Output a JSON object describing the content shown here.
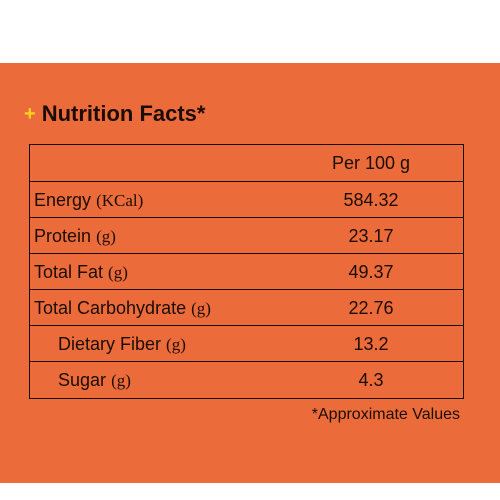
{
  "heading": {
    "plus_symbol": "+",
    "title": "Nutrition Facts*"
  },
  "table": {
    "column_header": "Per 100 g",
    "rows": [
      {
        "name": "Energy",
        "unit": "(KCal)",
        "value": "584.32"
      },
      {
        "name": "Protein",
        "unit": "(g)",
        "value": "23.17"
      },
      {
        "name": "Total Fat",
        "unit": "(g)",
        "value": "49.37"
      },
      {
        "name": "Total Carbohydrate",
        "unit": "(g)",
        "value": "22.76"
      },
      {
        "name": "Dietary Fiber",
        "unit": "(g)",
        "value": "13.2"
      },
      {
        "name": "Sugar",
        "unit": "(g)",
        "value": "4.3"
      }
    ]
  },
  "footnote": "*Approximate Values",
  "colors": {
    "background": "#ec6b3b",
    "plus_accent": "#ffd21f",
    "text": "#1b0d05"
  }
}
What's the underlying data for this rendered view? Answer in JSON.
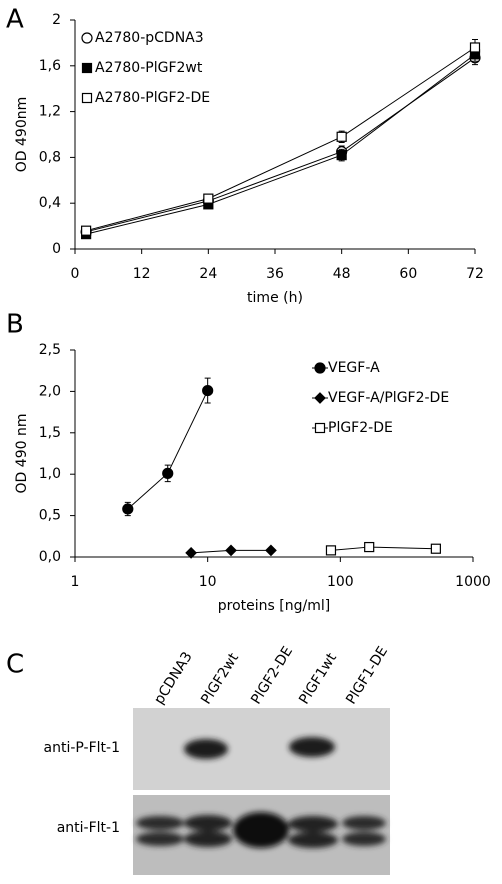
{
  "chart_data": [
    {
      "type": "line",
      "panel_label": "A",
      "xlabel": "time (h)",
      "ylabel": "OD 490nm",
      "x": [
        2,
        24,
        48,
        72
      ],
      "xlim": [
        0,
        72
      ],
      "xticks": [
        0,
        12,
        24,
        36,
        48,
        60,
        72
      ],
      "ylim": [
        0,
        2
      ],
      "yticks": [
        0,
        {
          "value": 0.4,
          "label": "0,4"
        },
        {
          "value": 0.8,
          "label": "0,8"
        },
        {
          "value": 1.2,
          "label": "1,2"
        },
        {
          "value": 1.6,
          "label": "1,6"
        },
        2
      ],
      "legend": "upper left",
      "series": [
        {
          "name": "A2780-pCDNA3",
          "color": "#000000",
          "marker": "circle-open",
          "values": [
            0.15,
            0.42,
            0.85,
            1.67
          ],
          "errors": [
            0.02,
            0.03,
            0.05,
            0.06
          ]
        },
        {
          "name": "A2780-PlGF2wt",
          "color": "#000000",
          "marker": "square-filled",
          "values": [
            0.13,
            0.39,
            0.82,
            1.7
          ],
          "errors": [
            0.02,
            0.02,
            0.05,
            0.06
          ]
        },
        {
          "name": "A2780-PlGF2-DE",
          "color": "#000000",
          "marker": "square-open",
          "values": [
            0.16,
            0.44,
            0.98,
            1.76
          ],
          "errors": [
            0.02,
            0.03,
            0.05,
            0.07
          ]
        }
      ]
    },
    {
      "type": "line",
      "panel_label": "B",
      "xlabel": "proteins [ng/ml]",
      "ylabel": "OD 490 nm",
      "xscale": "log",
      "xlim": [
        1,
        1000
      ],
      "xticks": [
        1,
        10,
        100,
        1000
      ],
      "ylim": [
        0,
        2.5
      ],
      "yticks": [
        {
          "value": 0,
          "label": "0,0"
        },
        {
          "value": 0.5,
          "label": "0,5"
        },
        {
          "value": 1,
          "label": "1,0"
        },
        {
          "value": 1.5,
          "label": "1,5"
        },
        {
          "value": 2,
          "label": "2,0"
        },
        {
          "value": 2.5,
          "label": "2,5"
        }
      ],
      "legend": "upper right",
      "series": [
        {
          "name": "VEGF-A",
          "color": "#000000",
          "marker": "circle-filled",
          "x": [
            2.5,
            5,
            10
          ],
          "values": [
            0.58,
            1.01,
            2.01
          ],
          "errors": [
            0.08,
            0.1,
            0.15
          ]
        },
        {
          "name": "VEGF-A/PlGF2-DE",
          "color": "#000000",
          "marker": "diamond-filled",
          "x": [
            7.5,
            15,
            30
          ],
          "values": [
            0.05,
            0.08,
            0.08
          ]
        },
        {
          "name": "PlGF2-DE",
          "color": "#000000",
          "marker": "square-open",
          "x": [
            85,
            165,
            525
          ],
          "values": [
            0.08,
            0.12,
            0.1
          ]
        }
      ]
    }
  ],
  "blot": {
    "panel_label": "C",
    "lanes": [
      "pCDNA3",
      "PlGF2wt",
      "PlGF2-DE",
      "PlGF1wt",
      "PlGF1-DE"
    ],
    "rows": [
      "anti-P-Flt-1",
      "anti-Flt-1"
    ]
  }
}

...

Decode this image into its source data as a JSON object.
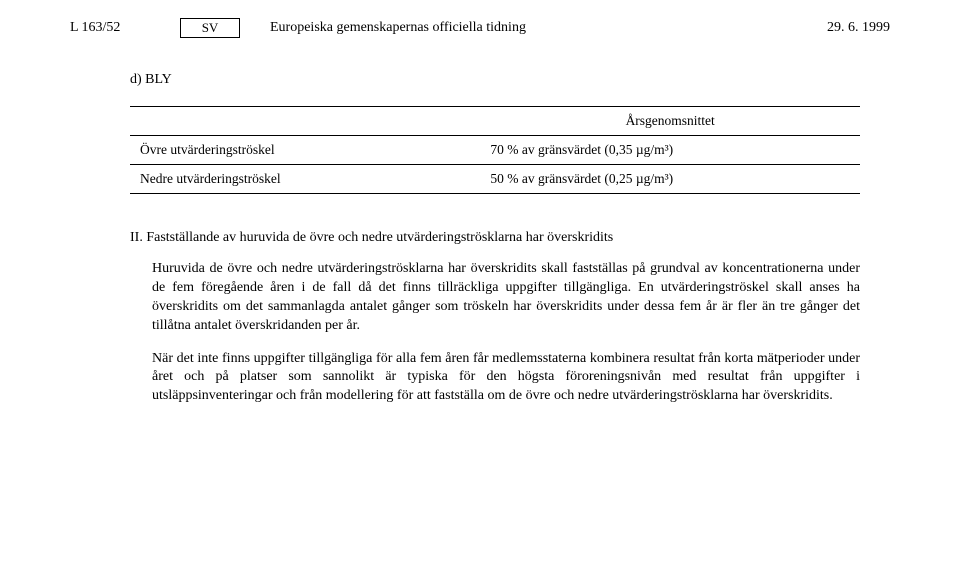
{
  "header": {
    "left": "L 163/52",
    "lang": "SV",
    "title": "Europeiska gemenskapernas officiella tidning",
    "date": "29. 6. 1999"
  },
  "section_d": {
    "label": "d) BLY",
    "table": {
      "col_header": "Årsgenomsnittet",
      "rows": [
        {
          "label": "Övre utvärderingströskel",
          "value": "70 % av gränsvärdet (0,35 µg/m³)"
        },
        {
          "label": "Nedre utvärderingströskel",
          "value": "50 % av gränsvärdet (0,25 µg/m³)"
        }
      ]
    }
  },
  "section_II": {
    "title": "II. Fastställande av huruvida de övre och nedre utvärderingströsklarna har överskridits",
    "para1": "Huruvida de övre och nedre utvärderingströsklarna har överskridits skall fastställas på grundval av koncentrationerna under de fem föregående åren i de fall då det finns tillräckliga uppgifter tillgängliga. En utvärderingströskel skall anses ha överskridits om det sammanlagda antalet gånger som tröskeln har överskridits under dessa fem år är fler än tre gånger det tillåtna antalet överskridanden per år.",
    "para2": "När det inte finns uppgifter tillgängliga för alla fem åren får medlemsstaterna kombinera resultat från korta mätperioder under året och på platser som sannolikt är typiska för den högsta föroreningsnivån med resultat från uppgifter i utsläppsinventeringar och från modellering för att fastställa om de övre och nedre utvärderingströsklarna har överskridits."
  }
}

...

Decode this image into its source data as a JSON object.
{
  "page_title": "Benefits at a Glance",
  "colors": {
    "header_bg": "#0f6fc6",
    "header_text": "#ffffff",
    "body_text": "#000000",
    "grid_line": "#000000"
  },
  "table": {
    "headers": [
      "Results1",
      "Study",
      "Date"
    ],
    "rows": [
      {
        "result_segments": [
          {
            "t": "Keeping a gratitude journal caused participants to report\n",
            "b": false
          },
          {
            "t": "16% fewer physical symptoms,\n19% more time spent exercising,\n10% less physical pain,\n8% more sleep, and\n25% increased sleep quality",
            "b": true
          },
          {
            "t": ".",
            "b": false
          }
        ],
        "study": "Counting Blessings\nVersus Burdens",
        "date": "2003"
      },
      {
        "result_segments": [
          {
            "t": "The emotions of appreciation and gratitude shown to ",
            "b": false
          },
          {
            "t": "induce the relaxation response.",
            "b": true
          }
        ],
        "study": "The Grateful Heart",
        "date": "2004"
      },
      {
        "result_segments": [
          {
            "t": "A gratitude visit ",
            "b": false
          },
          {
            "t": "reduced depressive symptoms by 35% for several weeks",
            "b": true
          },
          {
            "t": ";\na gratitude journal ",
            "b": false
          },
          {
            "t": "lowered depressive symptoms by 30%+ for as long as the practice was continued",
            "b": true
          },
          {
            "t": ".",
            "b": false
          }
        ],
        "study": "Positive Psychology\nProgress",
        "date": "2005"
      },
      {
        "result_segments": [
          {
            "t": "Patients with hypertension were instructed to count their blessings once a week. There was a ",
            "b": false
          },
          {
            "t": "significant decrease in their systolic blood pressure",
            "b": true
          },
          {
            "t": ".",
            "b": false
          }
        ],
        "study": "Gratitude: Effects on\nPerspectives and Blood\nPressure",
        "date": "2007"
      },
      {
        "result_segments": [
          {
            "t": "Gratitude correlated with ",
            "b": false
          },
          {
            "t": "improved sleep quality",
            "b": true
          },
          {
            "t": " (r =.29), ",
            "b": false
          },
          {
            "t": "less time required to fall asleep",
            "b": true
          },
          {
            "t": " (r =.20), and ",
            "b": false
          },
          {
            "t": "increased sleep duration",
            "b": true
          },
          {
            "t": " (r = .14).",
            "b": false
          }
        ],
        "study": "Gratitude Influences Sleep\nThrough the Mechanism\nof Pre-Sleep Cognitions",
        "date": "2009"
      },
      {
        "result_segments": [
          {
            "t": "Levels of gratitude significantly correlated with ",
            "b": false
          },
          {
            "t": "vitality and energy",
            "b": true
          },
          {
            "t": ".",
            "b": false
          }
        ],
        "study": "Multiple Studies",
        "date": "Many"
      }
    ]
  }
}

# YOUR TASK:
Show the lines above with "increased".

# RESPONSE AREA:
            "t": "16% fewer physical symptoms,\n19% more time spent exercising,\n10% less physical pain,\n8% more sleep, and\n25% increased sleep quality",
            "t": "increased sleep duration",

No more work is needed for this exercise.